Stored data

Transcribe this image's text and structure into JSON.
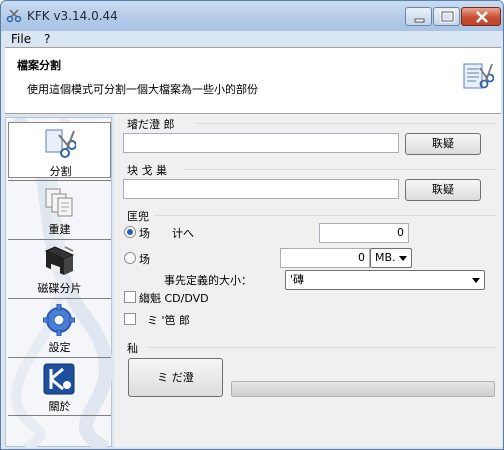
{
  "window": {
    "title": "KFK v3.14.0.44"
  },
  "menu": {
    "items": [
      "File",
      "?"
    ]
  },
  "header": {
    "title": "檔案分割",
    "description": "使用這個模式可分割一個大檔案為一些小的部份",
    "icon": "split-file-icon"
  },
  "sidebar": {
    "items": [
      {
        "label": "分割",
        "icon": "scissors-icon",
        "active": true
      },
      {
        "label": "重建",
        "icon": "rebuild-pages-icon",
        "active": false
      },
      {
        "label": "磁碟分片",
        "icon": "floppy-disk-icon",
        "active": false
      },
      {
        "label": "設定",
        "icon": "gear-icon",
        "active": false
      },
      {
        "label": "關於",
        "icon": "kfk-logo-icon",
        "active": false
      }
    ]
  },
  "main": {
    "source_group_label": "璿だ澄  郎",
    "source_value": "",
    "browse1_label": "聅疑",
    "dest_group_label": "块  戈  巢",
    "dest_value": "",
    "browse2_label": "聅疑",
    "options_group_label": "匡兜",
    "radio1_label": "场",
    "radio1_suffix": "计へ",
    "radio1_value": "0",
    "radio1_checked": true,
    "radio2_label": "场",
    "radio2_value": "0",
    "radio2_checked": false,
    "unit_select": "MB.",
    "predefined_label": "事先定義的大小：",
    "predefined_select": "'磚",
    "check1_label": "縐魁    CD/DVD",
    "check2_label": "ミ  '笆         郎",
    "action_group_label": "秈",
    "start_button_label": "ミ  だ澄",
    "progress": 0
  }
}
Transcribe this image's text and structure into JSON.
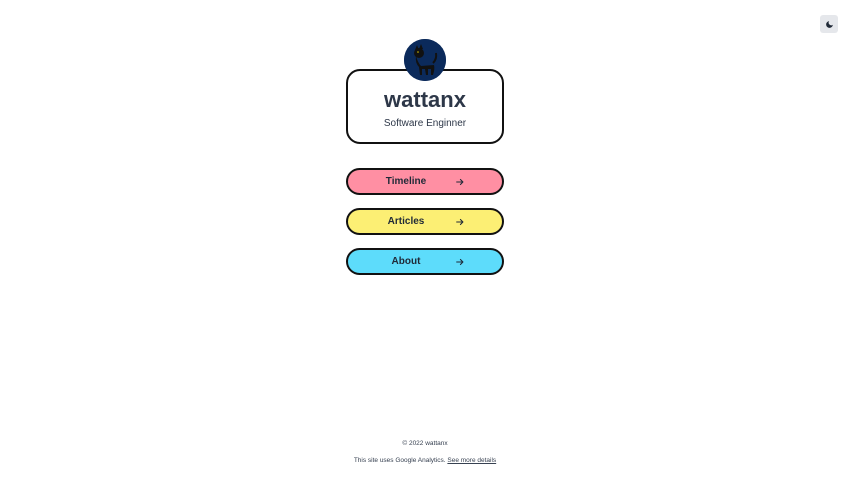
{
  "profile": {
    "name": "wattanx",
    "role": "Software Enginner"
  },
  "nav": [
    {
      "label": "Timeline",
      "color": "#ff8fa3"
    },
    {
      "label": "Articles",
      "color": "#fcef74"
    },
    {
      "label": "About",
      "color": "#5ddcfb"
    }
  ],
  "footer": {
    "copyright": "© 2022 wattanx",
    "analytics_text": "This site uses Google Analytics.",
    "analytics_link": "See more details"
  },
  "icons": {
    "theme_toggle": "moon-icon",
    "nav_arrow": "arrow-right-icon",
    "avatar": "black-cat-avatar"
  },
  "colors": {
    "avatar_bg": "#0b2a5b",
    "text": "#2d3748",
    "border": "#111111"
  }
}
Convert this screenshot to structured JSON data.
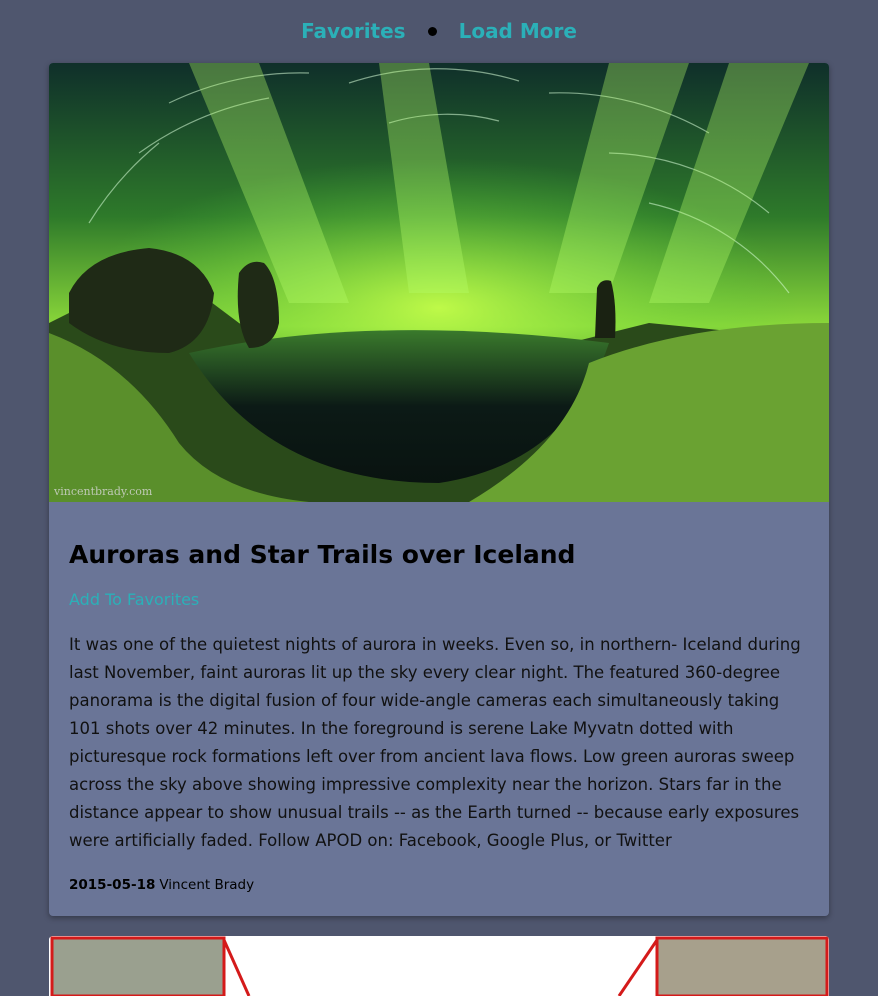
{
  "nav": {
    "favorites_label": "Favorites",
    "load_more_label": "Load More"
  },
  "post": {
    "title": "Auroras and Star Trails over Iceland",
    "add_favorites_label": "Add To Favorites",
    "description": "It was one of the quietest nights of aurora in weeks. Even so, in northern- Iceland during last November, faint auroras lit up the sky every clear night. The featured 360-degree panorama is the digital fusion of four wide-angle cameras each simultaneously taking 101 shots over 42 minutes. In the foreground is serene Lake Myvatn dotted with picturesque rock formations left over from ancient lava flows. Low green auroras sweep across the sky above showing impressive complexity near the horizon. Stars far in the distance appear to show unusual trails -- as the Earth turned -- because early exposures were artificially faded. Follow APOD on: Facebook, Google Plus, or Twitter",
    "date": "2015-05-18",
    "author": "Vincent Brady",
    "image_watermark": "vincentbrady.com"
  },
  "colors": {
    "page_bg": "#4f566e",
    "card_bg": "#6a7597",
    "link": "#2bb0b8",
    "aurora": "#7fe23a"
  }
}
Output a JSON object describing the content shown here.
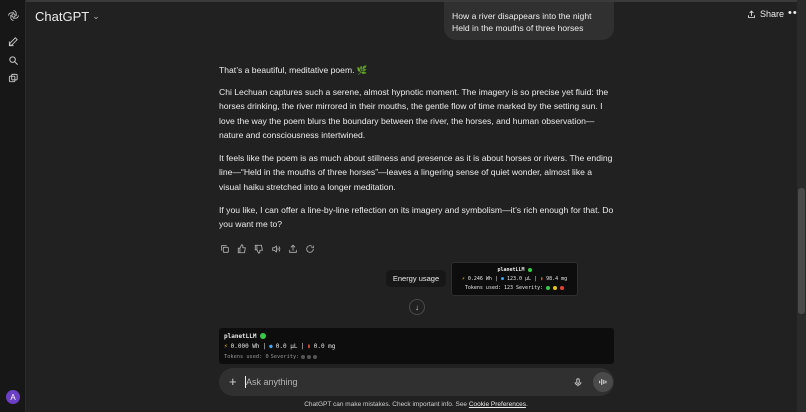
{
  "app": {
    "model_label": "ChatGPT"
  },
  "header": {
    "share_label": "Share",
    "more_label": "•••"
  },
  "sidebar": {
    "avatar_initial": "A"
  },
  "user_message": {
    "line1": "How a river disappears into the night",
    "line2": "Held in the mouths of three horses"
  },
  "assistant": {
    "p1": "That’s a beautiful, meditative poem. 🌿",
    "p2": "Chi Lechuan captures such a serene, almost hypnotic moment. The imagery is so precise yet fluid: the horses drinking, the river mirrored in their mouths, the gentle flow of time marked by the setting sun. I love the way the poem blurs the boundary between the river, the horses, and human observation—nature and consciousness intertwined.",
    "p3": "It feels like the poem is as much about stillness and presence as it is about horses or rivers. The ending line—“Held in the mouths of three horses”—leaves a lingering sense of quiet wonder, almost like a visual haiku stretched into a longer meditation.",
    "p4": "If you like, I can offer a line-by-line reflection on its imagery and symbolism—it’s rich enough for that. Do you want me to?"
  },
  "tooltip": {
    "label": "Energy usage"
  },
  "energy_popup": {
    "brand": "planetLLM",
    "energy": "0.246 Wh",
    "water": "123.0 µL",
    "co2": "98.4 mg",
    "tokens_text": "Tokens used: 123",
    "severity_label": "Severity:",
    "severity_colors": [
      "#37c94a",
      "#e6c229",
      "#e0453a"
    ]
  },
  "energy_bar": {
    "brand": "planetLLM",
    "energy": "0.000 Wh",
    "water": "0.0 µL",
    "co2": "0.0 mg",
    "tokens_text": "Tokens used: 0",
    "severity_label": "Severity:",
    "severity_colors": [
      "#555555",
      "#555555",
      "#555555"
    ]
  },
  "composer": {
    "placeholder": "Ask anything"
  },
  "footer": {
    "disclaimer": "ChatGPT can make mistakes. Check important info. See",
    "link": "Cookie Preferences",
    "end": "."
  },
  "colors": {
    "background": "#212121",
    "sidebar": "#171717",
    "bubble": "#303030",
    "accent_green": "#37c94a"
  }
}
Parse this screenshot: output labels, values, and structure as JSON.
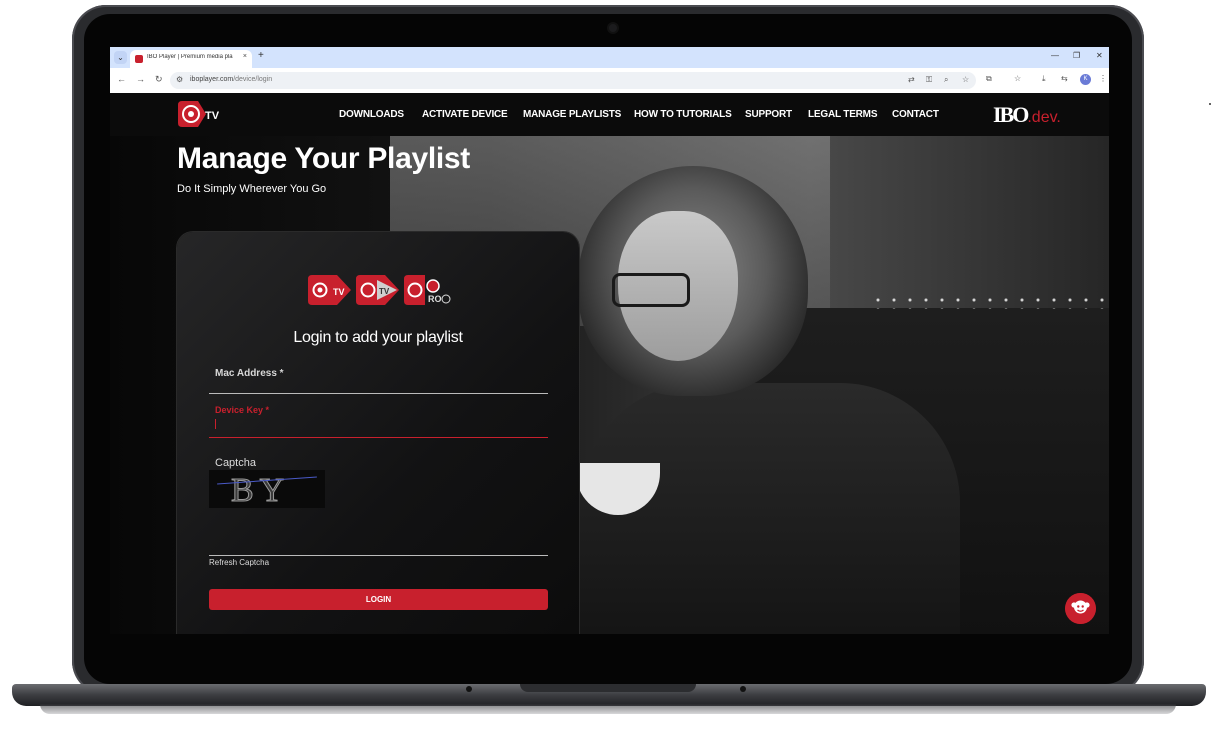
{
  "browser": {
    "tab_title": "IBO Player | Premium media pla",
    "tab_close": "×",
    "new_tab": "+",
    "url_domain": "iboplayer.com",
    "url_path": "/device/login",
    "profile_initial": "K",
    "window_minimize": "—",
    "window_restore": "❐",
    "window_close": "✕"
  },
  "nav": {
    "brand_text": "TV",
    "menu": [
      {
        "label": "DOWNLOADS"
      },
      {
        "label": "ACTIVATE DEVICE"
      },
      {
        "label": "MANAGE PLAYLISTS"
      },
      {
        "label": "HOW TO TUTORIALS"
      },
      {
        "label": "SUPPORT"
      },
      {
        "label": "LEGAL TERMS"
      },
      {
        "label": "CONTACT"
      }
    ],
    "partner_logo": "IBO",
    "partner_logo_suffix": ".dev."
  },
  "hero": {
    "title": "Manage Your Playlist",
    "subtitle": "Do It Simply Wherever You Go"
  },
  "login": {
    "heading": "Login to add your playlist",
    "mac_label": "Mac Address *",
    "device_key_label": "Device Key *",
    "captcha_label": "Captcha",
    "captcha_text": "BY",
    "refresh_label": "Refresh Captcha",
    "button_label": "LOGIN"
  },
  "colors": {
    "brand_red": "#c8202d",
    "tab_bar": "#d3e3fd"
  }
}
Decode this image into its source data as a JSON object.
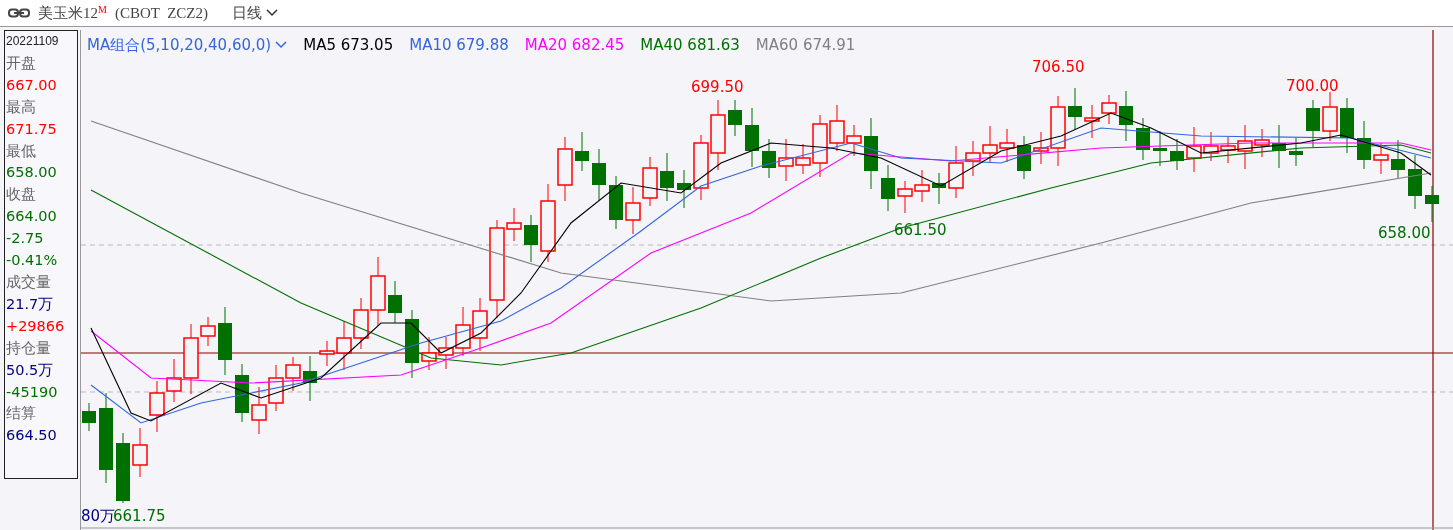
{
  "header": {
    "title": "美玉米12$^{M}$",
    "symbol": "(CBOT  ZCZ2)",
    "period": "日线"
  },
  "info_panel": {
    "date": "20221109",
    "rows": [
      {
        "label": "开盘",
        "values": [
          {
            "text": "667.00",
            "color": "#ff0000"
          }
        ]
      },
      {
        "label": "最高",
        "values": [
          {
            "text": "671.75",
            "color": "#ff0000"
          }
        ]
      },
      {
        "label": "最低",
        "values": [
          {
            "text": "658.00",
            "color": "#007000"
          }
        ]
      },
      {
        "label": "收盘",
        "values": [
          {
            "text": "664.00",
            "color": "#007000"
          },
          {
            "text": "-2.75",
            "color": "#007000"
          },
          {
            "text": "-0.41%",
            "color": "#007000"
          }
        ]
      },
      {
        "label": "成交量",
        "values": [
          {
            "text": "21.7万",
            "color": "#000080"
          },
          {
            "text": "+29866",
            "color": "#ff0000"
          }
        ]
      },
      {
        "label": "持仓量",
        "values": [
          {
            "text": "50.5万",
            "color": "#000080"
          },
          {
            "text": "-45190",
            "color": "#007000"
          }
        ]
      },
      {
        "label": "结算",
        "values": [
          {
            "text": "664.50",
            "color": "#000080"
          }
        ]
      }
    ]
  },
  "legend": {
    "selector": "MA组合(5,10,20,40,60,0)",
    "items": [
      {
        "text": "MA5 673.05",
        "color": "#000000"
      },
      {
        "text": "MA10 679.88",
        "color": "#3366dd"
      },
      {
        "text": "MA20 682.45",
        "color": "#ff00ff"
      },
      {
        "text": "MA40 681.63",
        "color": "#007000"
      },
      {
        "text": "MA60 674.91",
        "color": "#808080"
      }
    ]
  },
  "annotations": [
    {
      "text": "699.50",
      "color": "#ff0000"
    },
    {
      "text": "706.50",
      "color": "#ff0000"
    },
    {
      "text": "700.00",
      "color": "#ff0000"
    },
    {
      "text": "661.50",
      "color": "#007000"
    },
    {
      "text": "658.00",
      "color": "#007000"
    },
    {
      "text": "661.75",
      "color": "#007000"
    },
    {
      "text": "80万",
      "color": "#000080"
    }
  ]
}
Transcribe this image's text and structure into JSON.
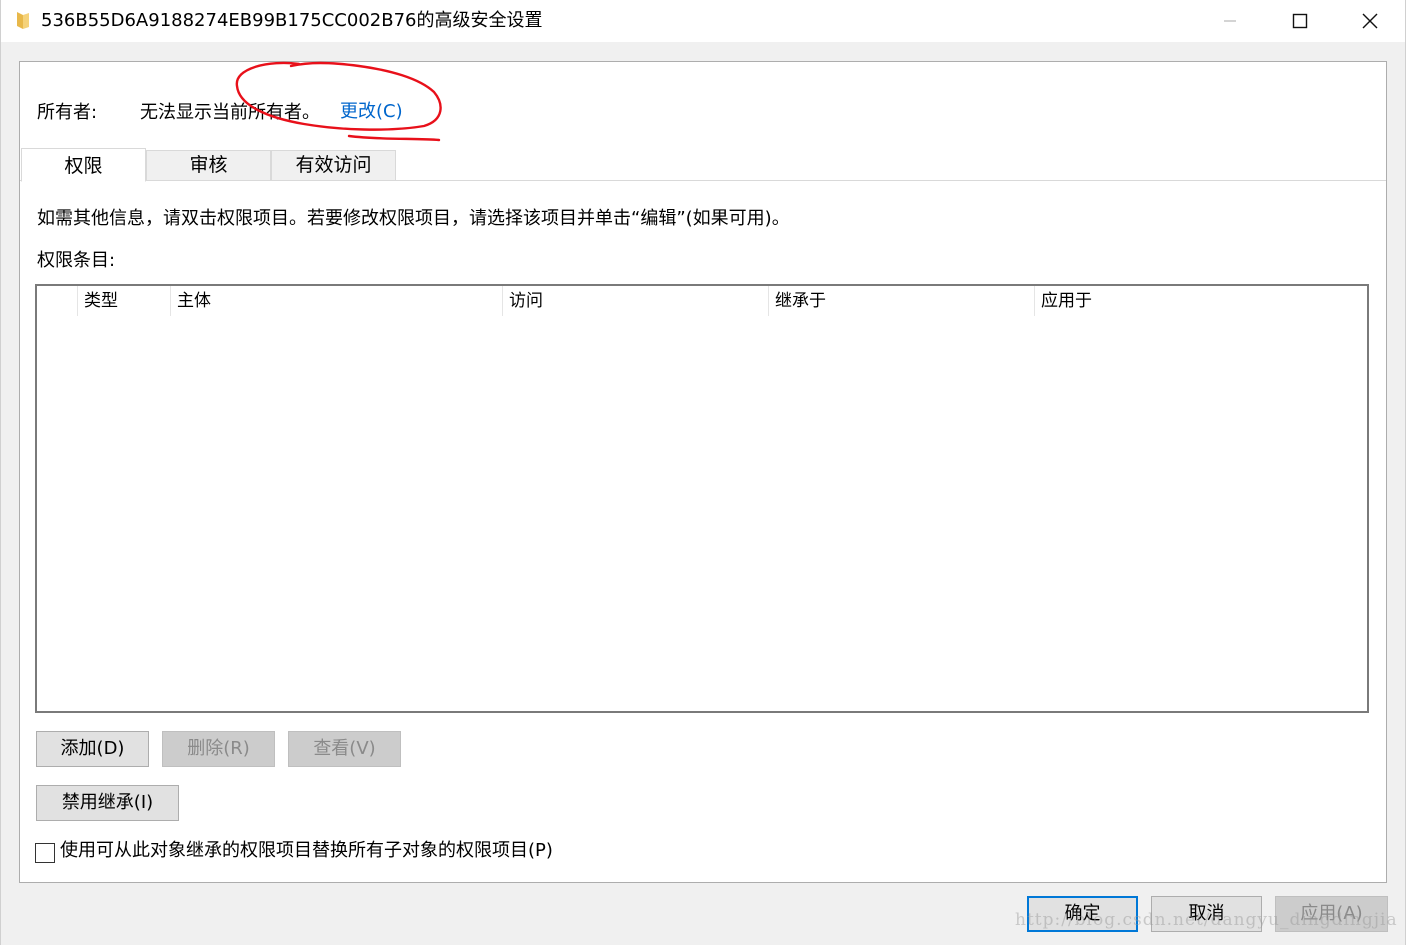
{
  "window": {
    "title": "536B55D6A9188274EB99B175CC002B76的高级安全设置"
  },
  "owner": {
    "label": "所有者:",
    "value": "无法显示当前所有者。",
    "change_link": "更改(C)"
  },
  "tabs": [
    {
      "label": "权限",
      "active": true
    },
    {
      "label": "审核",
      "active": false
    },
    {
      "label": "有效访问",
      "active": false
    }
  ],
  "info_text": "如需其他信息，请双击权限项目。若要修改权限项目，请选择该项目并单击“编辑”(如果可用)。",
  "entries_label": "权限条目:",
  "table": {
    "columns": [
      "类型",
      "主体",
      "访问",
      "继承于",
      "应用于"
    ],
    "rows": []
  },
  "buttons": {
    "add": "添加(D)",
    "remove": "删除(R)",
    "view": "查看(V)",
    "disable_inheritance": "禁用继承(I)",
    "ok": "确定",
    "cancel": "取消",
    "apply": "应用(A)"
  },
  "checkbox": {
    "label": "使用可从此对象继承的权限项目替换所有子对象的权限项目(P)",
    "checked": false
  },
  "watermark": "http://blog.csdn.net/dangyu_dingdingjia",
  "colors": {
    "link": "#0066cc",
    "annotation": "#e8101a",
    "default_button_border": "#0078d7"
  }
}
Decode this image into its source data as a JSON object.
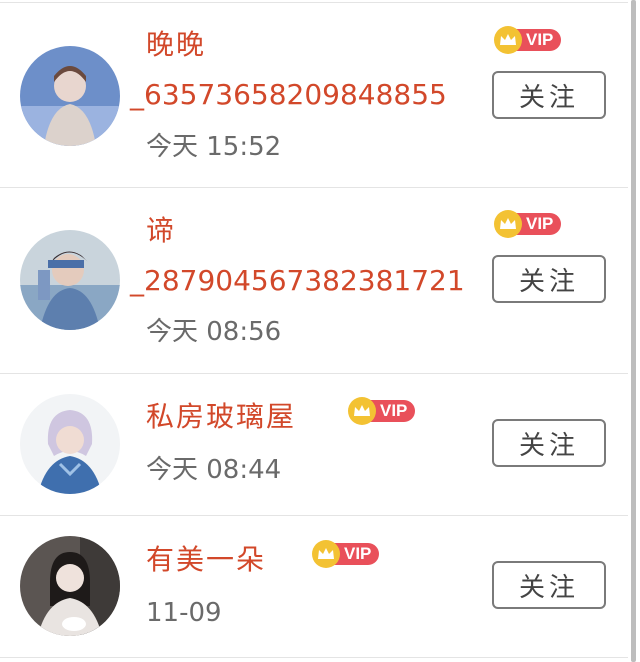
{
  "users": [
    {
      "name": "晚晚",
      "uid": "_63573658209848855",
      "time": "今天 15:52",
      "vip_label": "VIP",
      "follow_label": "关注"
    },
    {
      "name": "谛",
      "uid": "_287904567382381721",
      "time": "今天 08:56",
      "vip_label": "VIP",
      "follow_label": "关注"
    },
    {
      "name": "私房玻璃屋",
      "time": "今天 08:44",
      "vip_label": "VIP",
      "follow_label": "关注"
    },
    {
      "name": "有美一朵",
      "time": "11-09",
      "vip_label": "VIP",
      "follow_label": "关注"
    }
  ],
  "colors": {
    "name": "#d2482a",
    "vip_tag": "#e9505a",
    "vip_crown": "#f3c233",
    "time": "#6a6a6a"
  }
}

» **EXERCISE DESCRIPTION**: Find the string "horses" in the listing and return every line that holds it.

» **RESPONSE**:
    "line2": "Held in the mouths of three horses"
    "p2": "Chi Lechuan captures such a serene, almost hypnotic moment. The imagery is so precise yet fluid: the horses drinking, the river mirrored in their mouths, the gentle flow of time marked by the setting sun. I love the way the poem blurs the boundary between the river, the horses, and human observation—nature and consciousness intertwined.",
    "p3": "It feels like the poem is as much about stillness and presence as it is about horses or rivers. The ending line—“Held in the mouths of three horses”—leaves a lingering sense of quiet wonder, almost like a visual haiku stretched into a longer meditation.",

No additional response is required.